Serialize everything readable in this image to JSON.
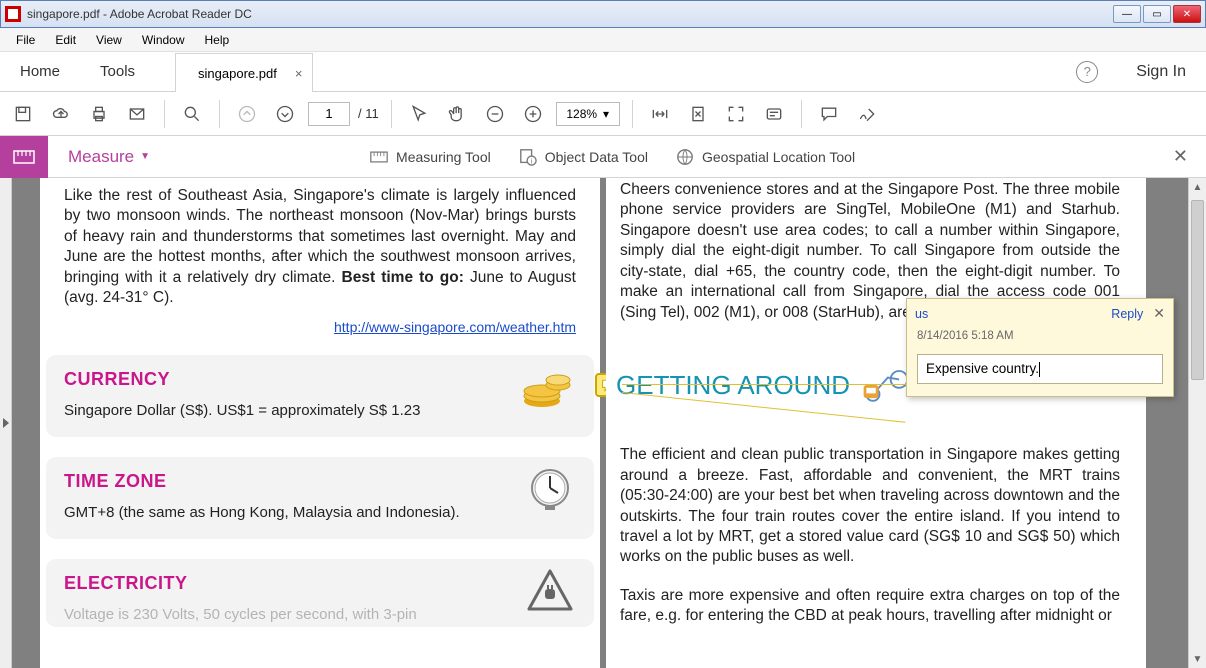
{
  "window": {
    "title": "singapore.pdf - Adobe Acrobat Reader DC"
  },
  "menu": [
    "File",
    "Edit",
    "View",
    "Window",
    "Help"
  ],
  "app_tabs": {
    "home": "Home",
    "tools": "Tools",
    "doc": "singapore.pdf",
    "signin": "Sign In"
  },
  "toolbar": {
    "page_current": "1",
    "page_total": "/ 11",
    "zoom": "128%"
  },
  "measure": {
    "title": "Measure",
    "tools": {
      "measuring": "Measuring Tool",
      "object": "Object Data Tool",
      "geo": "Geospatial Location Tool"
    }
  },
  "doc": {
    "climate_text": "Like the rest of Southeast Asia, Singapore's climate is largely influenced by two monsoon winds. The northeast monsoon (Nov-Mar) brings bursts of heavy rain and thunderstorms that sometimes last overnight. May and June are the hottest months, after which the southwest monsoon arrives, bringing with it a relatively dry climate.",
    "best_time_label": "Best time to go: ",
    "best_time_value": "June to August (avg. 24-31° C).",
    "weather_link": "http://www-singapore.com/weather.htm",
    "currency": {
      "title": "CURRENCY",
      "text": "Singapore Dollar (S$). US$1 = approximately S$ 1.23"
    },
    "timezone": {
      "title": "TIME ZONE",
      "text": "GMT+8 (the same as Hong Kong, Malaysia and Indonesia)."
    },
    "electricity": {
      "title": "ELECTRICITY",
      "text": "Voltage is 230 Volts, 50 cycles per second, with 3-pin"
    },
    "phone_text": "Cheers convenience stores and at the Singapore Post. The three mobile phone service providers are SingTel, MobileOne (M1) and Starhub. Singapore doesn't use area codes; to call a number within Singapore, simply dial the eight-digit number. To call Singapore from outside the city-state, dial +65, the country code, then the eight-digit number. To make an international call from Singapore, dial the access code 001 (Sing Tel), 002 (M1), or 008 (StarHub), area code and the number.",
    "getting_around_title": "GETTING AROUND",
    "getting_around_p1": "The efficient and clean public transportation in Singapore makes getting around a breeze. Fast, affordable and convenient, the MRT trains (05:30-24:00) are your best bet when traveling across downtown and the outskirts. The four train routes cover the entire island. If you intend to travel a lot by MRT, get a stored value card (SG$ 10 and SG$ 50) which works on the public buses as well.",
    "getting_around_p2": "Taxis are more expensive and often require extra charges on top of the fare, e.g. for entering the CBD at peak hours, travelling after midnight or"
  },
  "comment": {
    "author": "us",
    "reply": "Reply",
    "date": "8/14/2016  5:18 AM",
    "text": "Expensive country."
  }
}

> Set problem:
Copy every line above word for word and exclude the pictures.

> Reply to the task:
Serialize everything readable in this image to JSON.
{
  "window": {
    "title": "singapore.pdf - Adobe Acrobat Reader DC"
  },
  "menu": [
    "File",
    "Edit",
    "View",
    "Window",
    "Help"
  ],
  "app_tabs": {
    "home": "Home",
    "tools": "Tools",
    "doc": "singapore.pdf",
    "signin": "Sign In"
  },
  "toolbar": {
    "page_current": "1",
    "page_total": "/ 11",
    "zoom": "128%"
  },
  "measure": {
    "title": "Measure",
    "tools": {
      "measuring": "Measuring Tool",
      "object": "Object Data Tool",
      "geo": "Geospatial Location Tool"
    }
  },
  "doc": {
    "climate_text": "Like the rest of Southeast Asia, Singapore's climate is largely influenced by two monsoon winds. The northeast monsoon (Nov-Mar) brings bursts of heavy rain and thunderstorms that sometimes last overnight. May and June are the hottest months, after which the southwest monsoon arrives, bringing with it a relatively dry climate.",
    "best_time_label": "Best time to go: ",
    "best_time_value": "June to August (avg. 24-31° C).",
    "weather_link": "http://www-singapore.com/weather.htm",
    "currency": {
      "title": "CURRENCY",
      "text": "Singapore Dollar (S$). US$1 = approximately S$ 1.23"
    },
    "timezone": {
      "title": "TIME ZONE",
      "text": "GMT+8 (the same as Hong Kong, Malaysia and Indonesia)."
    },
    "electricity": {
      "title": "ELECTRICITY",
      "text": "Voltage is 230 Volts, 50 cycles per second, with 3-pin"
    },
    "phone_text": "Cheers convenience stores and at the Singapore Post. The three mobile phone service providers are SingTel, MobileOne (M1) and Starhub. Singapore doesn't use area codes; to call a number within Singapore, simply dial the eight-digit number. To call Singapore from outside the city-state, dial +65, the country code, then the eight-digit number. To make an international call from Singapore, dial the access code 001 (Sing Tel), 002 (M1), or 008 (StarHub), area code and the number.",
    "getting_around_title": "GETTING AROUND",
    "getting_around_p1": "The efficient and clean public transportation in Singapore makes getting around a breeze. Fast, affordable and convenient, the MRT trains (05:30-24:00) are your best bet when traveling across downtown and the outskirts. The four train routes cover the entire island. If you intend to travel a lot by MRT, get a stored value card (SG$ 10 and SG$ 50) which works on the public buses as well.",
    "getting_around_p2": "Taxis are more expensive and often require extra charges on top of the fare, e.g. for entering the CBD at peak hours, travelling after midnight or"
  },
  "comment": {
    "author": "us",
    "reply": "Reply",
    "date": "8/14/2016  5:18 AM",
    "text": "Expensive country."
  }
}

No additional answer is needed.